■ Available data
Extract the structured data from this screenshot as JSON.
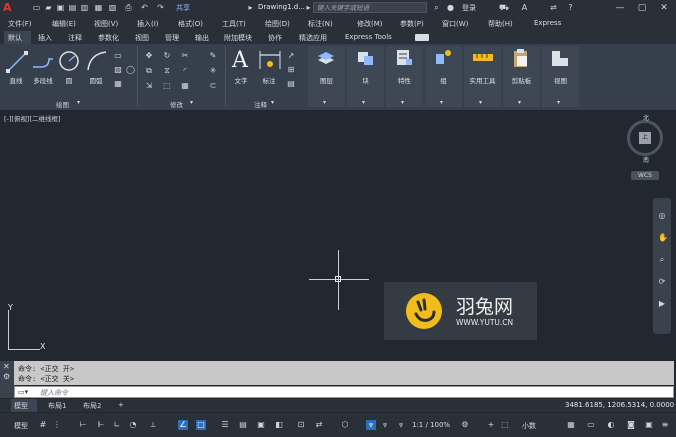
{
  "title_bar": {
    "app_logo": "A",
    "share_label": "共享",
    "document_title": "Drawing1.d...",
    "search_placeholder": "键入关键字或短语",
    "login_label": "登录"
  },
  "menu_items": [
    "文件(F)",
    "编辑(E)",
    "视图(V)",
    "插入(I)",
    "格式(O)",
    "工具(T)",
    "绘图(D)",
    "标注(N)",
    "修改(M)",
    "参数(P)",
    "窗口(W)",
    "帮助(H)",
    "Express"
  ],
  "ribbon_tabs": [
    "默认",
    "插入",
    "注释",
    "参数化",
    "视图",
    "管理",
    "输出",
    "附加模块",
    "协作",
    "精选应用",
    "Express Tools"
  ],
  "draw_panel": {
    "tools": [
      "直线",
      "多段线",
      "圆",
      "圆弧"
    ],
    "label": "绘图"
  },
  "modify_panel": {
    "label": "修改"
  },
  "annotation_panel": {
    "tools": [
      "文字",
      "标注"
    ],
    "label": "注释"
  },
  "big_tools": [
    "图层",
    "块",
    "特性",
    "组",
    "实用工具",
    "剪贴板",
    "视图"
  ],
  "viewport_label": "[-][俯视][二维线框]",
  "viewcube": {
    "face": "上",
    "north": "北",
    "south": "南",
    "wcs": "WCS"
  },
  "ucs": {
    "x": "X",
    "y": "Y"
  },
  "watermark": {
    "title": "羽兔网",
    "url": "WWW.YUTU.CN"
  },
  "command_history": [
    "命令: <正交 开>",
    "命令: <正交 关>"
  ],
  "command_placeholder": "键入命令",
  "layout_tabs": [
    "模型",
    "布局1",
    "布局2"
  ],
  "coordinates": "3481.6185, 1206.5314, 0.0000",
  "status": {
    "model": "模型",
    "scale": "1:1 / 100%",
    "units": "小数"
  }
}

■ The exercise
The material above holds pictures; copy everything else in it exactly.

■ Output below
Extract the structured data from this screenshot as JSON.
{
  "title_bar": {
    "app_logo": "A",
    "share_label": "共享",
    "document_title": "Drawing1.d...",
    "search_placeholder": "键入关键字或短语",
    "login_label": "登录"
  },
  "menu_items": [
    "文件(F)",
    "编辑(E)",
    "视图(V)",
    "插入(I)",
    "格式(O)",
    "工具(T)",
    "绘图(D)",
    "标注(N)",
    "修改(M)",
    "参数(P)",
    "窗口(W)",
    "帮助(H)",
    "Express"
  ],
  "ribbon_tabs": [
    "默认",
    "插入",
    "注释",
    "参数化",
    "视图",
    "管理",
    "输出",
    "附加模块",
    "协作",
    "精选应用",
    "Express Tools"
  ],
  "draw_panel": {
    "tools": [
      "直线",
      "多段线",
      "圆",
      "圆弧"
    ],
    "label": "绘图"
  },
  "modify_panel": {
    "label": "修改"
  },
  "annotation_panel": {
    "tools": [
      "文字",
      "标注"
    ],
    "label": "注释"
  },
  "big_tools": [
    "图层",
    "块",
    "特性",
    "组",
    "实用工具",
    "剪贴板",
    "视图"
  ],
  "viewport_label": "[-][俯视][二维线框]",
  "viewcube": {
    "face": "上",
    "north": "北",
    "south": "南",
    "wcs": "WCS"
  },
  "ucs": {
    "x": "X",
    "y": "Y"
  },
  "watermark": {
    "title": "羽兔网",
    "url": "WWW.YUTU.CN"
  },
  "command_history": [
    "命令: <正交 开>",
    "命令: <正交 关>"
  ],
  "command_placeholder": "键入命令",
  "layout_tabs": [
    "模型",
    "布局1",
    "布局2"
  ],
  "coordinates": "3481.6185, 1206.5314, 0.0000",
  "status": {
    "model": "模型",
    "scale": "1:1 / 100%",
    "units": "小数"
  }
}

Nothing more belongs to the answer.